**INSTRUCTIONS FOR THE TASK**
Please transcribe the data that follows without the pictures, keeping every word the same.

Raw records
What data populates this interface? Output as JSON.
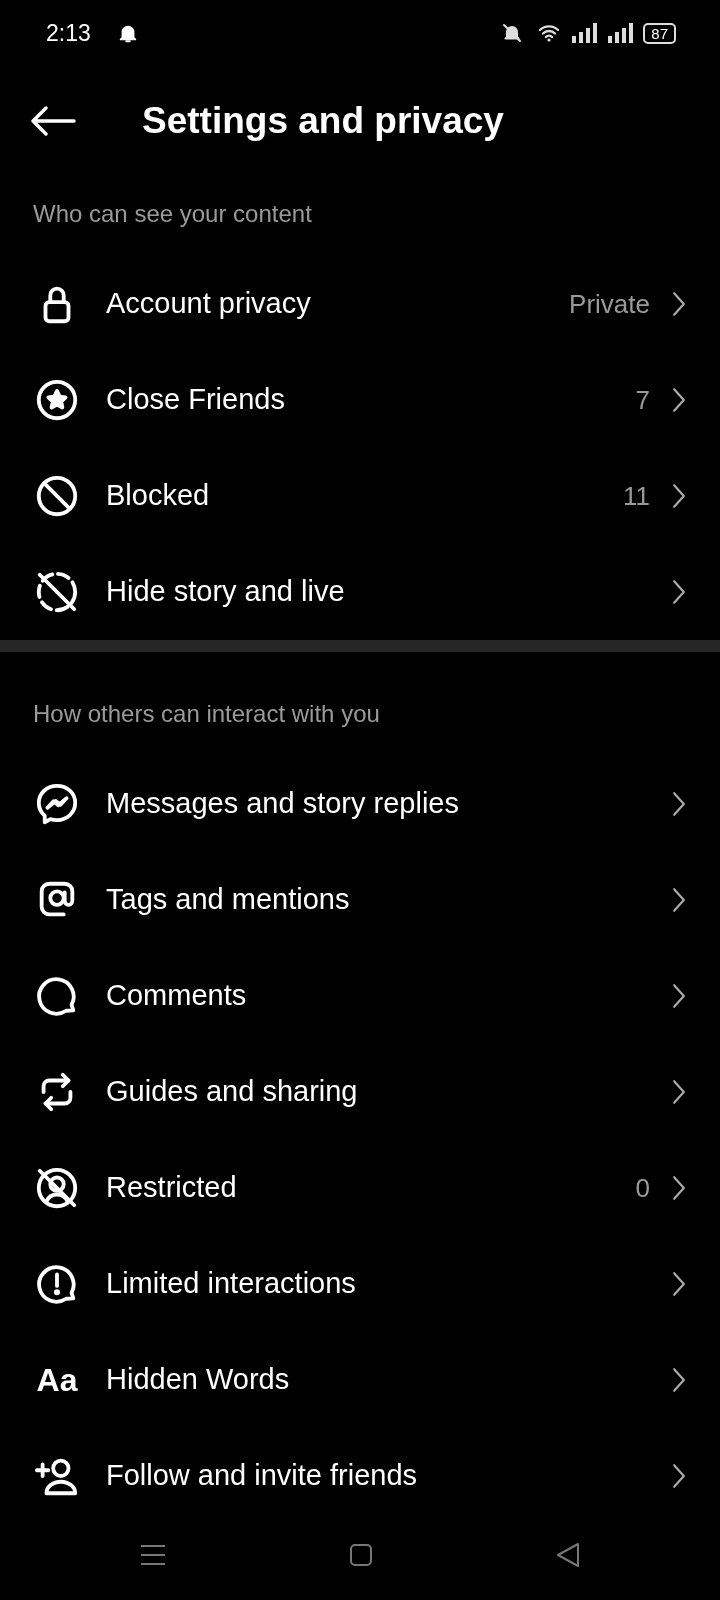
{
  "status_bar": {
    "time": "2:13",
    "battery": "87"
  },
  "header": {
    "title": "Settings and privacy"
  },
  "sections": [
    {
      "heading": "Who can see your content",
      "items": [
        {
          "label": "Account privacy",
          "value": "Private"
        },
        {
          "label": "Close Friends",
          "value": "7"
        },
        {
          "label": "Blocked",
          "value": "11"
        },
        {
          "label": "Hide story and live"
        }
      ]
    },
    {
      "heading": "How others can interact with you",
      "items": [
        {
          "label": "Messages and story replies"
        },
        {
          "label": "Tags and mentions"
        },
        {
          "label": "Comments"
        },
        {
          "label": "Guides and sharing"
        },
        {
          "label": "Restricted",
          "value": "0"
        },
        {
          "label": "Limited interactions"
        },
        {
          "icon_text": "Aa",
          "label": "Hidden Words"
        },
        {
          "label": "Follow and invite friends"
        }
      ]
    }
  ]
}
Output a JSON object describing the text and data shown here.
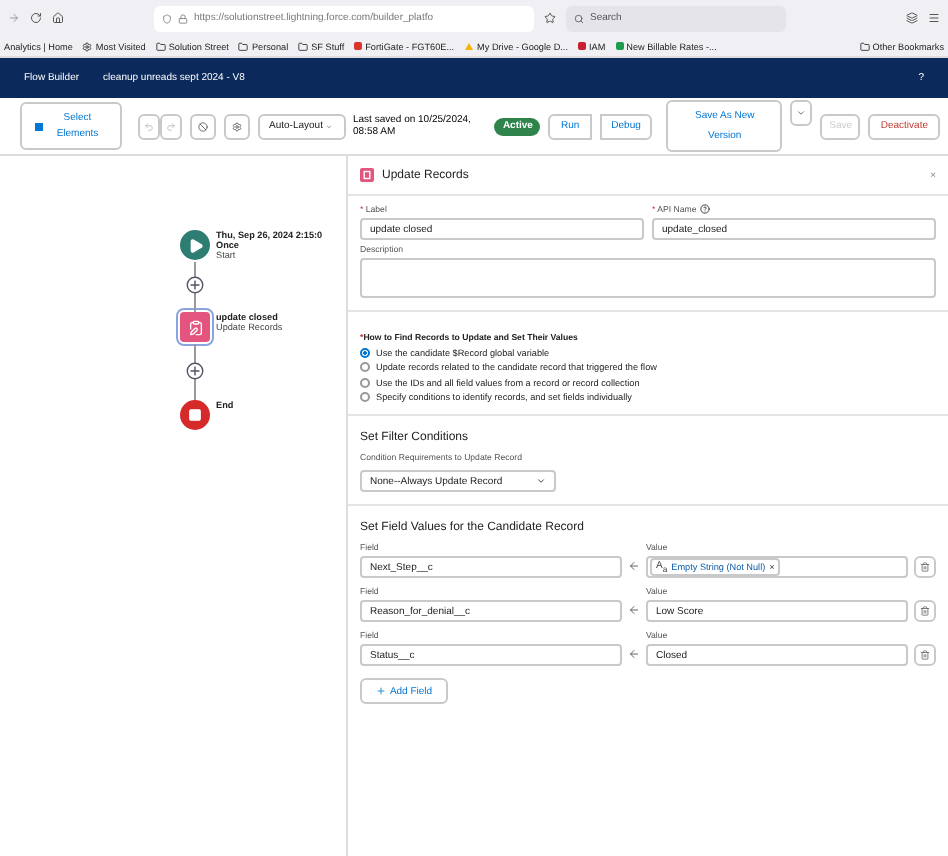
{
  "browser": {
    "url": "https://solutionstreet.lightning.force.com/builder_platfo",
    "search_placeholder": "Search"
  },
  "bookmarks": [
    {
      "label": "Analytics | Home",
      "kind": "text"
    },
    {
      "label": "Most Visited",
      "kind": "gear"
    },
    {
      "label": "Solution Street",
      "kind": "folder"
    },
    {
      "label": "Personal",
      "kind": "folder"
    },
    {
      "label": "SF Stuff",
      "kind": "folder"
    },
    {
      "label": "FortiGate - FGT60E...",
      "kind": "site",
      "color": "#d9352c"
    },
    {
      "label": "My Drive - Google D...",
      "kind": "drive"
    },
    {
      "label": "IAM",
      "kind": "site",
      "color": "#c8202f"
    },
    {
      "label": "New Billable Rates -...",
      "kind": "site",
      "color": "#1e9d4f"
    }
  ],
  "other_bookmarks": "Other Bookmarks",
  "app_header": {
    "app_name": "Flow Builder",
    "flow_name": "cleanup unreads sept 2024 - V8",
    "help": "?"
  },
  "toolbar": {
    "select_elements": "Select Elements",
    "layout": "Auto-Layout",
    "saved": "Last saved on 10/25/2024, 08:58 AM",
    "status": "Active",
    "run": "Run",
    "debug": "Debug",
    "save_as": "Save As New Version",
    "save": {
      "label": "Save",
      "disabled": true
    },
    "deactivate": "Deactivate"
  },
  "canvas": {
    "nodes": [
      {
        "kind": "start",
        "title_lines": [
          "Thu, Sep 26, 2024 2:15:0",
          "Once"
        ],
        "subtitle": "Start",
        "selected": false
      },
      {
        "kind": "update",
        "title_lines": [
          "update closed"
        ],
        "subtitle": "Update Records",
        "selected": true
      },
      {
        "kind": "end",
        "title_lines": [
          "End"
        ],
        "selected": false
      }
    ]
  },
  "panel": {
    "title": "Update Records",
    "close": "×",
    "label_field": {
      "mark": "*",
      "label": "Label",
      "value": "update closed"
    },
    "api_field": {
      "mark": "*",
      "label": "API Name",
      "value": "update_closed"
    },
    "description": {
      "label": "Description"
    },
    "find_records": {
      "mark": "*",
      "label": "How to Find Records to Update and Set Their Values",
      "options": [
        {
          "label": "Use the candidate $Record global variable",
          "selected": true
        },
        {
          "label": "Update records related to the candidate record that triggered the flow",
          "selected": false
        },
        {
          "label": "Use the IDs and all field values from a record or record collection",
          "selected": false
        },
        {
          "label": "Specify conditions to identify records, and set fields individually",
          "selected": false
        }
      ]
    },
    "filter": {
      "heading": "Set Filter Conditions",
      "condition_label": "Condition Requirements to Update Record",
      "condition_value": "None--Always Update Record"
    },
    "field_values": {
      "heading": "Set Field Values for the Candidate Record",
      "rows": [
        {
          "field_label": "Field",
          "field": "Next_Step__c",
          "value_label": "Value",
          "kind": "pill",
          "type_label": "A$_{a}$",
          "value": "Empty String (Not Null)",
          "remove": "×"
        },
        {
          "field_label": "Field",
          "field": "Reason_for_denial__c",
          "value_label": "Value",
          "kind": "text",
          "value": "Low Score"
        },
        {
          "field_label": "Field",
          "field": "Status__c",
          "value_label": "Value",
          "kind": "text",
          "value": "Closed"
        }
      ],
      "add_button": "Add Field"
    }
  }
}
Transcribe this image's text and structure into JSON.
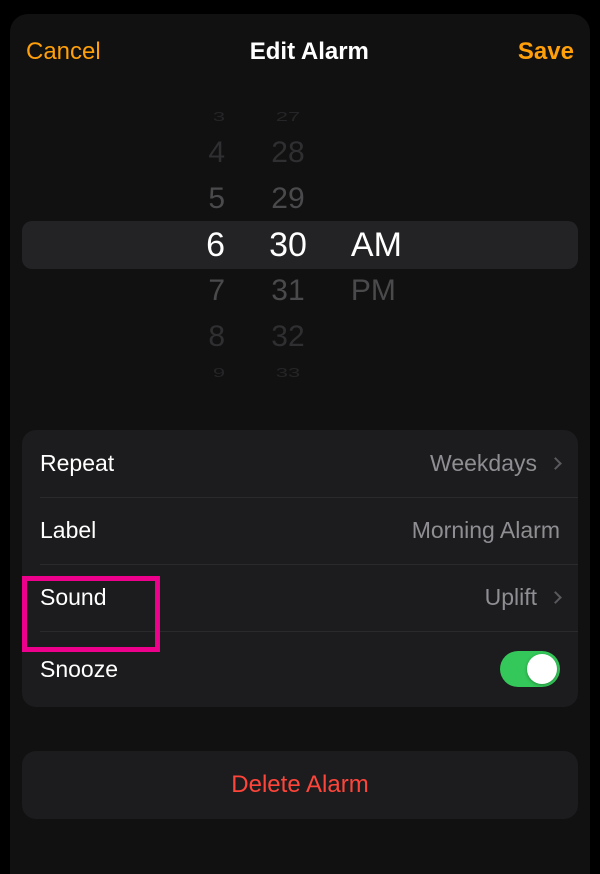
{
  "nav": {
    "cancel": "Cancel",
    "title": "Edit Alarm",
    "save": "Save"
  },
  "picker": {
    "hours": [
      "3",
      "4",
      "5",
      "6",
      "7",
      "8",
      "9"
    ],
    "minutes": [
      "27",
      "28",
      "29",
      "30",
      "31",
      "32",
      "33"
    ],
    "ampm": {
      "am": "AM",
      "pm": "PM"
    }
  },
  "settings": {
    "repeat": {
      "label": "Repeat",
      "value": "Weekdays"
    },
    "label": {
      "label": "Label",
      "value": "Morning Alarm"
    },
    "sound": {
      "label": "Sound",
      "value": "Uplift"
    },
    "snooze": {
      "label": "Snooze"
    }
  },
  "delete": {
    "label": "Delete Alarm"
  },
  "colors": {
    "accent": "#ff9f0a",
    "destructive": "#ff453a",
    "toggleOn": "#34c759"
  }
}
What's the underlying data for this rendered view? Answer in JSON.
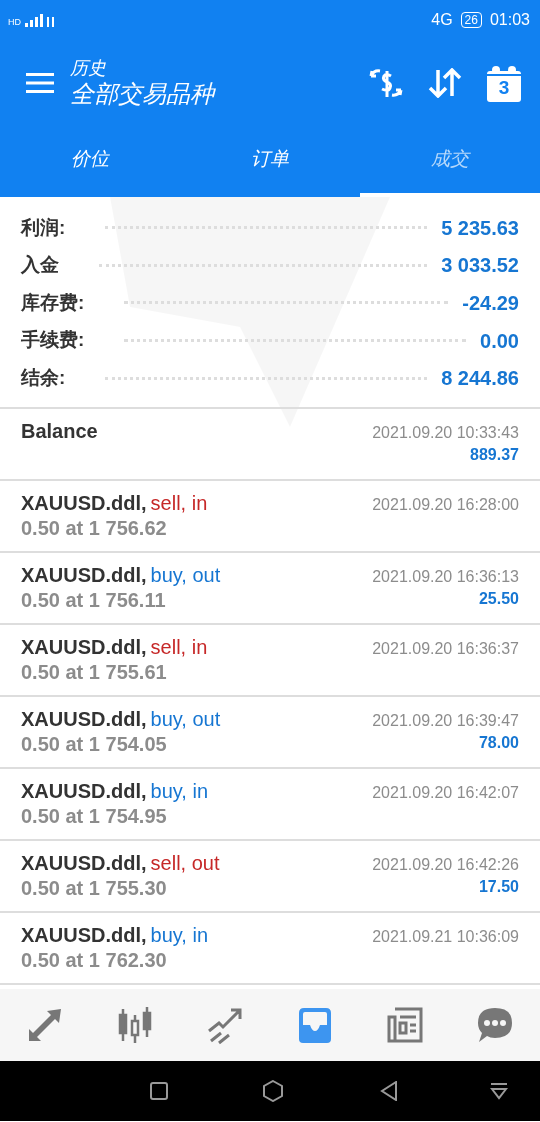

**RESPONSE TO THIS TASK**
What data populates this interface? Output as JSON.
{
  "status_bar": {
    "time": "2:13",
    "battery": "87"
  },
  "header": {
    "title": "Settings and privacy"
  },
  "sections": [
    {
      "heading": "Who can see your content",
      "items": [
        {
          "label": "Account privacy",
          "value": "Private"
        },
        {
          "label": "Close Friends",
          "value": "7"
        },
        {
          "label": "Blocked",
          "value": "11"
        },
        {
          "label": "Hide story and live"
        }
      ]
    },
    {
      "heading": "How others can interact with you",
      "items": [
        {
          "label": "Messages and story replies"
        },
        {
          "label": "Tags and mentions"
        },
        {
          "label": "Comments"
        },
        {
          "label": "Guides and sharing"
        },
        {
          "label": "Restricted",
          "value": "0"
        },
        {
          "label": "Limited interactions"
        },
        {
          "icon_text": "Aa",
          "label": "Hidden Words"
        },
        {
          "label": "Follow and invite friends"
        }
      ]
    }
  ]
}
Output a JSON object describing the text and data shown here.
{
  "browser": {
    "url": "https://solutionstreet.lightning.force.com/builder_platfo",
    "search_placeholder": "Search"
  },
  "bookmarks": [
    {
      "label": "Analytics | Home",
      "kind": "text"
    },
    {
      "label": "Most Visited",
      "kind": "gear"
    },
    {
      "label": "Solution Street",
      "kind": "folder"
    },
    {
      "label": "Personal",
      "kind": "folder"
    },
    {
      "label": "SF Stuff",
      "kind": "folder"
    },
    {
      "label": "FortiGate - FGT60E...",
      "kind": "site",
      "color": "#d9352c"
    },
    {
      "label": "My Drive - Google D...",
      "kind": "drive"
    },
    {
      "label": "IAM",
      "kind": "site",
      "color": "#c8202f"
    },
    {
      "label": "New Billable Rates -...",
      "kind": "site",
      "color": "#1e9d4f"
    }
  ],
  "other_bookmarks": "Other Bookmarks",
  "app_header": {
    "app_name": "Flow Builder",
    "flow_name": "cleanup unreads sept 2024 - V8",
    "help": "?"
  },
  "toolbar": {
    "select_elements": "Select Elements",
    "layout": "Auto-Layout",
    "saved": "Last saved on 10/25/2024, 08:58 AM",
    "status": "Active",
    "run": "Run",
    "debug": "Debug",
    "save_as": "Save As New Version",
    "save": {
      "label": "Save",
      "disabled": true
    },
    "deactivate": "Deactivate"
  },
  "canvas": {
    "nodes": [
      {
        "kind": "start",
        "title_lines": [
          "Thu, Sep 26, 2024 2:15:0",
          "Once"
        ],
        "subtitle": "Start",
        "selected": false
      },
      {
        "kind": "update",
        "title_lines": [
          "update closed"
        ],
        "subtitle": "Update Records",
        "selected": true
      },
      {
        "kind": "end",
        "title_lines": [
          "End"
        ],
        "selected": false
      }
    ]
  },
  "panel": {
    "title": "Update Records",
    "close": "×",
    "label_field": {
      "mark": "*",
      "label": "Label",
      "value": "update closed"
    },
    "api_field": {
      "mark": "*",
      "label": "API Name",
      "value": "update_closed"
    },
    "description": {
      "label": "Description"
    },
    "find_records": {
      "mark": "*",
      "label": "How to Find Records to Update and Set Their Values",
      "options": [
        {
          "label": "Use the candidate $Record global variable",
          "selected": true
        },
        {
          "label": "Update records related to the candidate record that triggered the flow",
          "selected": false
        },
        {
          "label": "Use the IDs and all field values from a record or record collection",
          "selected": false
        },
        {
          "label": "Specify conditions to identify records, and set fields individually",
          "selected": false
        }
      ]
    },
    "filter": {
      "heading": "Set Filter Conditions",
      "condition_label": "Condition Requirements to Update Record",
      "condition_value": "None--Always Update Record"
    },
    "field_values": {
      "heading": "Set Field Values for the Candidate Record",
      "rows": [
        {
          "field_label": "Field",
          "field": "Next_Step__c",
          "value_label": "Value",
          "kind": "pill",
          "type_label": "A$_{a}$",
          "value": "Empty String (Not Null)",
          "remove": "×"
        },
        {
          "field_label": "Field",
          "field": "Reason_for_denial__c",
          "value_label": "Value",
          "kind": "text",
          "value": "Low Score"
        },
        {
          "field_label": "Field",
          "field": "Status__c",
          "value_label": "Value",
          "kind": "text",
          "value": "Closed"
        }
      ],
      "add_button": "Add Field"
    }
  }
}
Transcribe this image's text and structure into JSON.
{
  "nav": {
    "cancel": "Cancel",
    "title": "Edit Alarm",
    "save": "Save"
  },
  "picker": {
    "hours": [
      "3",
      "4",
      "5",
      "6",
      "7",
      "8",
      "9"
    ],
    "minutes": [
      "27",
      "28",
      "29",
      "30",
      "31",
      "32",
      "33"
    ],
    "ampm": {
      "am": "AM",
      "pm": "PM"
    }
  },
  "settings": {
    "repeat": {
      "label": "Repeat",
      "value": "Weekdays"
    },
    "label": {
      "label": "Label",
      "value": "Morning Alarm"
    },
    "sound": {
      "label": "Sound",
      "value": "Uplift"
    },
    "snooze": {
      "label": "Snooze"
    }
  },
  "delete": {
    "label": "Delete Alarm"
  },
  "colors": {
    "accent": "#ff9f0a",
    "destructive": "#ff453a",
    "toggleOn": "#34c759"
  }
}
What's the underlying data for this rendered view? Answer in JSON.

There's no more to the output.